** begin **

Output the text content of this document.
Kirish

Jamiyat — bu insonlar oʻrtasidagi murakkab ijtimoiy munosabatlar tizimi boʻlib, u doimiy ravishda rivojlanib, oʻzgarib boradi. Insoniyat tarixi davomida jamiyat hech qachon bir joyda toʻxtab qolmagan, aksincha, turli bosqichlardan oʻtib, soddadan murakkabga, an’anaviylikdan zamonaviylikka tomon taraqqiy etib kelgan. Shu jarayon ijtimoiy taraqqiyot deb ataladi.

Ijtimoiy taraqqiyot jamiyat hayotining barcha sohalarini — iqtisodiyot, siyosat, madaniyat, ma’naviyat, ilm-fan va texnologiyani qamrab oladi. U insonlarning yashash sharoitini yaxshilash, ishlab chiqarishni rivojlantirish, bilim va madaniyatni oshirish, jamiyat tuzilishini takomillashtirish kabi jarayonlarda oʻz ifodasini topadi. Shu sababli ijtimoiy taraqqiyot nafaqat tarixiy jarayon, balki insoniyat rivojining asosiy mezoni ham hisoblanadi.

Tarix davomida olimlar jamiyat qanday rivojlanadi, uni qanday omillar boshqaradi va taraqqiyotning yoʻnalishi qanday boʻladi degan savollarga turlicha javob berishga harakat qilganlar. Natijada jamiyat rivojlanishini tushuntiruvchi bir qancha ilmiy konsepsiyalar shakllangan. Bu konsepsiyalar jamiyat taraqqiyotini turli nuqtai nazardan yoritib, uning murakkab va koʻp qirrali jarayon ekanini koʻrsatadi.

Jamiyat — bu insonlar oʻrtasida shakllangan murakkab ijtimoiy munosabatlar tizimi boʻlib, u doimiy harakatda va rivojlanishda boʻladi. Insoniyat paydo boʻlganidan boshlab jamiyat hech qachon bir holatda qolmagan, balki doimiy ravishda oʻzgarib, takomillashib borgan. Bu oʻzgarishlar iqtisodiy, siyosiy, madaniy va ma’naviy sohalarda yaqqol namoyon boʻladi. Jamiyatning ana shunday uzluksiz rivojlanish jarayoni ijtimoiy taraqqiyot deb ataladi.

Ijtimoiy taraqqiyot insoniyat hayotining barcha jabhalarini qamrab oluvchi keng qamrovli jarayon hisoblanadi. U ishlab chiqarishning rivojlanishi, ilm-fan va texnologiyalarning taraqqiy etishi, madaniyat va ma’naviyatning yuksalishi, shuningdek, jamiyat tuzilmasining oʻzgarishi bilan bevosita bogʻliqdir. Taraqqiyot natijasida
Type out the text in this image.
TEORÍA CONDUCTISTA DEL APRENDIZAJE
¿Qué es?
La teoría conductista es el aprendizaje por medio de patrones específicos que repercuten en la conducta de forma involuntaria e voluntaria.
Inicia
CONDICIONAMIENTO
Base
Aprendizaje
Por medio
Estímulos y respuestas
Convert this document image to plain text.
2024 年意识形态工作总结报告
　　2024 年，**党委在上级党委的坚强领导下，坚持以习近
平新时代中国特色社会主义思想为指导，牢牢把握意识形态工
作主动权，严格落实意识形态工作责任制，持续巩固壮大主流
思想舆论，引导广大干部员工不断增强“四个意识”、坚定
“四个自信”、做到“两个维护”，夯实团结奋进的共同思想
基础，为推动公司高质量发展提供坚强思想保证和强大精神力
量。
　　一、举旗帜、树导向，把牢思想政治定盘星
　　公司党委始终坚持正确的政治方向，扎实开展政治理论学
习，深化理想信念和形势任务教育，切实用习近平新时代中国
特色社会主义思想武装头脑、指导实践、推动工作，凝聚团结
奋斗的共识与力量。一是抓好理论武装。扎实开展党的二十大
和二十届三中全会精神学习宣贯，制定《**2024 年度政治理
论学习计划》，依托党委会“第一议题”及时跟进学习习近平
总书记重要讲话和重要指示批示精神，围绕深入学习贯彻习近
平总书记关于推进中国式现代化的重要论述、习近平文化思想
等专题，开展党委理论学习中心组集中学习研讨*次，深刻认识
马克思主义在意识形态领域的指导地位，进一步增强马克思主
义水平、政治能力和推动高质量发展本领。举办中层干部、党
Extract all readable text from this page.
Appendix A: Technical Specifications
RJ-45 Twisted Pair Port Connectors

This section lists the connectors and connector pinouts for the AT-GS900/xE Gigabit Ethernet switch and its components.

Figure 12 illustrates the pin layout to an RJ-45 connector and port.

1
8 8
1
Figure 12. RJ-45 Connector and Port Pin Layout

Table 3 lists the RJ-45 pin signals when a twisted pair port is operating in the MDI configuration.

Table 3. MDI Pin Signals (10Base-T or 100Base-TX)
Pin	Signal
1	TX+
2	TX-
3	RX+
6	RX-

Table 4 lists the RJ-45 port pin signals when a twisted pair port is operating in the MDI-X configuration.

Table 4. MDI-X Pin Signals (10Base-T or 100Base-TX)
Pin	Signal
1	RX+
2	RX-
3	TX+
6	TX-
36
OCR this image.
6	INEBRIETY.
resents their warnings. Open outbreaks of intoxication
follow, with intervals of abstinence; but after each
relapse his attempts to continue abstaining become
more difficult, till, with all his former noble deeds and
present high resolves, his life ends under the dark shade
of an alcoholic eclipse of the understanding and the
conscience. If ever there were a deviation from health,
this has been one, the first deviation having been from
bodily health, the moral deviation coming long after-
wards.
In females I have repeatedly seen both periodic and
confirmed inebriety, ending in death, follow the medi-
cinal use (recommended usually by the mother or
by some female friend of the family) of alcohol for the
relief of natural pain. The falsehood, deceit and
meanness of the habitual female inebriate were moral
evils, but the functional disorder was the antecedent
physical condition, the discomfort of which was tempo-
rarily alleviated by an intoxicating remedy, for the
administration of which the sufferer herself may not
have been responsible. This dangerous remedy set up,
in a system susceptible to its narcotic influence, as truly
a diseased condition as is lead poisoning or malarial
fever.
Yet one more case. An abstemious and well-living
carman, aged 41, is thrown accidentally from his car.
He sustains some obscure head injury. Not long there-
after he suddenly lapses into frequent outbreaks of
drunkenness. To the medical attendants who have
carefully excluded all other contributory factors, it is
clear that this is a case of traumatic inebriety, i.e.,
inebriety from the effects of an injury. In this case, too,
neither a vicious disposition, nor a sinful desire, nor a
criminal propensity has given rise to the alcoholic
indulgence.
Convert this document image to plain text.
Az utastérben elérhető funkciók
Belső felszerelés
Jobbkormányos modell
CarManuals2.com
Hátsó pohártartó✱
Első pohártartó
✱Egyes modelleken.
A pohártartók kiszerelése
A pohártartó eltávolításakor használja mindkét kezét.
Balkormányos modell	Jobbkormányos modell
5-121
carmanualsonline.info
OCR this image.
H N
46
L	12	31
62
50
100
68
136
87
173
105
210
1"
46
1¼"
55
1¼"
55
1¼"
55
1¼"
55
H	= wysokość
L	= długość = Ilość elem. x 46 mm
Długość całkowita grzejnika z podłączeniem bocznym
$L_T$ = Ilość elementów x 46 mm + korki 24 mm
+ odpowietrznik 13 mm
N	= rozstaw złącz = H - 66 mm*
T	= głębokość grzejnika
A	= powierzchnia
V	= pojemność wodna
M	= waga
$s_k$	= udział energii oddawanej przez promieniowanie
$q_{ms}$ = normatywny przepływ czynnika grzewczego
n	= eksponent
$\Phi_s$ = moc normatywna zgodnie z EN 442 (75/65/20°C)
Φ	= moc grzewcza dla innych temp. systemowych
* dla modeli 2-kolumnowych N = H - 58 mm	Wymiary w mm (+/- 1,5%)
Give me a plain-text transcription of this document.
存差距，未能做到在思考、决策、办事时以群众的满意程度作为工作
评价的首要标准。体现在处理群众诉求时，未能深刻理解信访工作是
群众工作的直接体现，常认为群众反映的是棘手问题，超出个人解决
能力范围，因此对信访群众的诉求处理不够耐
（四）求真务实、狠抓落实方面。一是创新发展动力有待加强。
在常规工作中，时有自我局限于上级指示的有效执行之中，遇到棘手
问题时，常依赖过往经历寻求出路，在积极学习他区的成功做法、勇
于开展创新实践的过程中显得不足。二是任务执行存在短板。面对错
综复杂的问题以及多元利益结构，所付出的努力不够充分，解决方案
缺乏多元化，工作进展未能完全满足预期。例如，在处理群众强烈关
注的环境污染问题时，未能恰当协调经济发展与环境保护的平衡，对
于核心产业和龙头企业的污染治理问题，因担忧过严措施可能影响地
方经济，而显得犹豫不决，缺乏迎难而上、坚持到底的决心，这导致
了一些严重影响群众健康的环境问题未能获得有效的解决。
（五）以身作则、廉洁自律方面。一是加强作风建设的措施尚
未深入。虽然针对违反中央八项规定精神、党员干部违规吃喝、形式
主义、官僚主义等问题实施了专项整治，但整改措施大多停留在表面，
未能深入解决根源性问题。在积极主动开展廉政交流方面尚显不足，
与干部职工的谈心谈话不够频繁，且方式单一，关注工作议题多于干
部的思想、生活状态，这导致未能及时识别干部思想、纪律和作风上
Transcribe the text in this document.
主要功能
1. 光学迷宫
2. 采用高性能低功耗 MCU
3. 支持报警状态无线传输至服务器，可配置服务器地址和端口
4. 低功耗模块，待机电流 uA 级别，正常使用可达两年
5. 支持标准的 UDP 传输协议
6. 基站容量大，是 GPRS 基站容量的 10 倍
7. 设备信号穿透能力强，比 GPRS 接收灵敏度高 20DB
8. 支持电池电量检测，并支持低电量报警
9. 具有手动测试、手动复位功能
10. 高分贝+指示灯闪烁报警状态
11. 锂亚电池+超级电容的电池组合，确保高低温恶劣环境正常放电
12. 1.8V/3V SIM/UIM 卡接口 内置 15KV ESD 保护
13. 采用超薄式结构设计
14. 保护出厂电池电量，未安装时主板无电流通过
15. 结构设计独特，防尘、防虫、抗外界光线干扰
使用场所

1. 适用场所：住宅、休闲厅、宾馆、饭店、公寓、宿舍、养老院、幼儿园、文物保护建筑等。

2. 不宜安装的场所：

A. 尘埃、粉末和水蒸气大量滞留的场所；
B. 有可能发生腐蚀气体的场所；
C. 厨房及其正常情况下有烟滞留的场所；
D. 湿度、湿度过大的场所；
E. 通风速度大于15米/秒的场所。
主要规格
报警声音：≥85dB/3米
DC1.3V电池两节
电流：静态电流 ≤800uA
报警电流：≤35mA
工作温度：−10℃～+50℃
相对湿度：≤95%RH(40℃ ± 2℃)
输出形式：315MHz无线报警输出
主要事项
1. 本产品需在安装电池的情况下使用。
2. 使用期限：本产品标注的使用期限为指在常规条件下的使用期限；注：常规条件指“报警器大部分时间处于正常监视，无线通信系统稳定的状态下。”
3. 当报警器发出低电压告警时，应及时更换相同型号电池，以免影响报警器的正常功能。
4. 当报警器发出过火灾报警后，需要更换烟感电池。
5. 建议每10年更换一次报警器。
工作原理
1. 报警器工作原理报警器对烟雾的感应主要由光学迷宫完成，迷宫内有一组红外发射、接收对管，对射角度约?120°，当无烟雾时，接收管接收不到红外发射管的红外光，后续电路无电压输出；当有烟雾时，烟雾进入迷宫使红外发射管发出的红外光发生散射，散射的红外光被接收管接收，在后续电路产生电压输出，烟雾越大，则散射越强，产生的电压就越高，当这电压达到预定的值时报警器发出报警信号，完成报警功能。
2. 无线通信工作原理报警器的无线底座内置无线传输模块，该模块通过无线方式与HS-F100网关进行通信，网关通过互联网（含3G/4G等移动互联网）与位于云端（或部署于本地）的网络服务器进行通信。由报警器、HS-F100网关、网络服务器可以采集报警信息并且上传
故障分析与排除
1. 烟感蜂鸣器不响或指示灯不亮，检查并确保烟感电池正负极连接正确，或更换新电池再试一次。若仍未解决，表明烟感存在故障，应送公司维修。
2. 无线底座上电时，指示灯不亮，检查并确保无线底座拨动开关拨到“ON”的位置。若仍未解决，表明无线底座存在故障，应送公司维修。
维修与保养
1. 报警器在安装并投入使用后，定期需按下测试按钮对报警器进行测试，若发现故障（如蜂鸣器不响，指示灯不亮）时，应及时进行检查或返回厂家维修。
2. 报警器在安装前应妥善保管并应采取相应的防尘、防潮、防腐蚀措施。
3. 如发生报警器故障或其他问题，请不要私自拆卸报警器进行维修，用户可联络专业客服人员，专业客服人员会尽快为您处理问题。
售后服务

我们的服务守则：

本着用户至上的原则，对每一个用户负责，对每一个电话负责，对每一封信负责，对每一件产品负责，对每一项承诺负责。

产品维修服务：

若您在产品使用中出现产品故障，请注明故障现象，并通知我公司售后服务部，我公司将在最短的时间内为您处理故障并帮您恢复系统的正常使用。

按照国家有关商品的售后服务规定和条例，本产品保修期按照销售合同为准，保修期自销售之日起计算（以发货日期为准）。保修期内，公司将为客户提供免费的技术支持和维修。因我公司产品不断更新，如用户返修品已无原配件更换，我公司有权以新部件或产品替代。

** end **

▸ PROBLEM TO SOLVE: Scan the listing above and copy all lines containing the word "murakkab".

▸ FINISHED ANSWER:
Jamiyat — bu insonlar oʻrtasidagi murakkab ijtimoiy munosabatlar tizimi boʻlib, u doimiy ravishda rivojlanib, oʻzgarib boradi. Insoniyat tarixi davomida jamiyat hech qachon bir joyda toʻxtab qolmagan, aksincha, turli bosqichlardan oʻtib, soddadan murakkabga, an’anaviylikdan zamonaviylikka tomon taraqqiy etib kelgan. Shu jarayon ijtimoiy taraqqiyot deb ataladi.
Tarix davomida olimlar jamiyat qanday rivojlanadi, uni qanday omillar boshqaradi va taraqqiyotning yoʻnalishi qanday boʻladi degan savollarga turlicha javob berishga harakat qilganlar. Natijada jamiyat rivojlanishini tushuntiruvchi bir qancha ilmiy konsepsiyalar shakllangan. Bu konsepsiyalar jamiyat taraqqiyotini turli nuqtai nazardan yoritib, uning murakkab va koʻp qirrali jarayon ekanini koʻrsatadi.
Jamiyat — bu insonlar oʻrtasida shakllangan murakkab ijtimoiy munosabatlar tizimi boʻlib, u doimiy harakatda va rivojlanishda boʻladi. Insoniyat paydo boʻlganidan boshlab jamiyat hech qachon bir holatda qolmagan, balki doimiy ravishda oʻzgarib, takomillashib borgan. Bu oʻzgarishlar iqtisodiy, siyosiy, madaniy va ma’naviy sohalarda yaqqol namoyon boʻladi. Jamiyatning ana shunday uzluksiz rivojlanish jarayoni ijtimoiy taraqqiyot deb ataladi.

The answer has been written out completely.